---------- Data

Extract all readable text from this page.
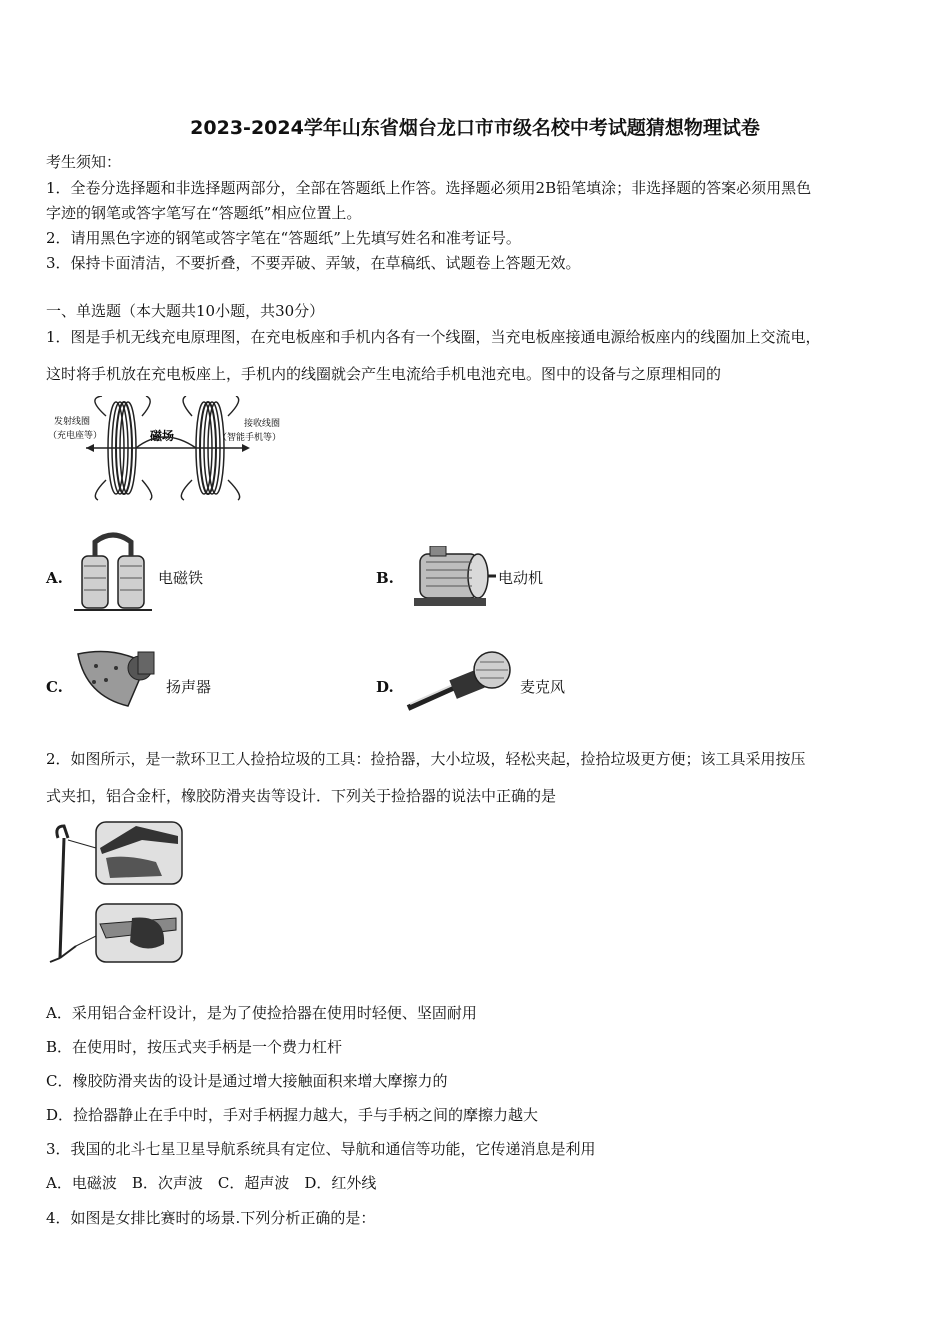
2023-2024学年山东省烟台龙口市市级名校中考试题猜想物理试卷
考生须知：
1．全卷分选择题和非选择题两部分，全部在答题纸上作答。选择题必须用2B铅笔填涂；非选择题的答案必须用黑色
字迹的钢笔或答字笔写在“答题纸”相应位置上。
2．请用黑色字迹的钢笔或答字笔在“答题纸”上先填写姓名和准考证号。
3．保持卡面清洁，不要折叠，不要弄破、弄皱，在草稿纸、试题卷上答题无效。
一、单选题（本大题共10小题，共30分）
1．图是手机无线充电原理图，在充电板座和手机内各有一个线圈，当充电板座接通电源给板座内的线圈加上交流电，
这时将手机放在充电板座上，手机内的线圈就会产生电流给手机电池充电。图中的设备与之原理相同的
发射线圈
（充电座等）
接收线圈
（智能手机等）
磁场
A.	电磁铁	B.	电动机
C.	扬声器	D.	麦克风
2．如图所示，是一款环卫工人捡拾垃圾的工具：捡拾器，大小垃圾，轻松夹起，捡拾垃圾更方便；该工具采用按压
式夹扣，铝合金杆，橡胶防滑夹齿等设计．下列关于捡拾器的说法中正确的是
A．采用铝合金杆设计，是为了使捡拾器在使用时轻便、坚固耐用
B．在使用时，按压式夹手柄是一个费力杠杆
C．橡胶防滑夹齿的设计是通过增大接触面积来增大摩擦力的
D．捡拾器静止在手中时，手对手柄握力越大，手与手柄之间的摩擦力越大
3．我国的北斗七星卫星导航系统具有定位、导航和通信等功能，它传递消息是利用
A．电磁波　B．次声波　C．超声波　D．红外线
4．如图是女排比赛时的场景.下列分析正确的是：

--------------------

> Given instruction
Repeat the records word for word. Any picture in them should be left out.

> Response below
Extract all readable text from this page.
2023-2024学年山东省烟台龙口市市级名校中考试题猜想物理试卷
考生须知：
1．全卷分选择题和非选择题两部分，全部在答题纸上作答。选择题必须用2B铅笔填涂；非选择题的答案必须用黑色
字迹的钢笔或答字笔写在“答题纸”相应位置上。
2．请用黑色字迹的钢笔或答字笔在“答题纸”上先填写姓名和准考证号。
3．保持卡面清洁，不要折叠，不要弄破、弄皱，在草稿纸、试题卷上答题无效。
一、单选题（本大题共10小题，共30分）
1．图是手机无线充电原理图，在充电板座和手机内各有一个线圈，当充电板座接通电源给板座内的线圈加上交流电，
这时将手机放在充电板座上，手机内的线圈就会产生电流给手机电池充电。图中的设备与之原理相同的
发射线圈
（充电座等）
接收线圈
（智能手机等）
磁场
A.	电磁铁	B.	电动机
C.	扬声器	D.	麦克风
2．如图所示，是一款环卫工人捡拾垃圾的工具：捡拾器，大小垃圾，轻松夹起，捡拾垃圾更方便；该工具采用按压
式夹扣，铝合金杆，橡胶防滑夹齿等设计．下列关于捡拾器的说法中正确的是
A．采用铝合金杆设计，是为了使捡拾器在使用时轻便、坚固耐用
B．在使用时，按压式夹手柄是一个费力杠杆
C．橡胶防滑夹齿的设计是通过增大接触面积来增大摩擦力的
D．捡拾器静止在手中时，手对手柄握力越大，手与手柄之间的摩擦力越大
3．我国的北斗七星卫星导航系统具有定位、导航和通信等功能，它传递消息是利用
A．电磁波　B．次声波　C．超声波　D．红外线
4．如图是女排比赛时的场景.下列分析正确的是：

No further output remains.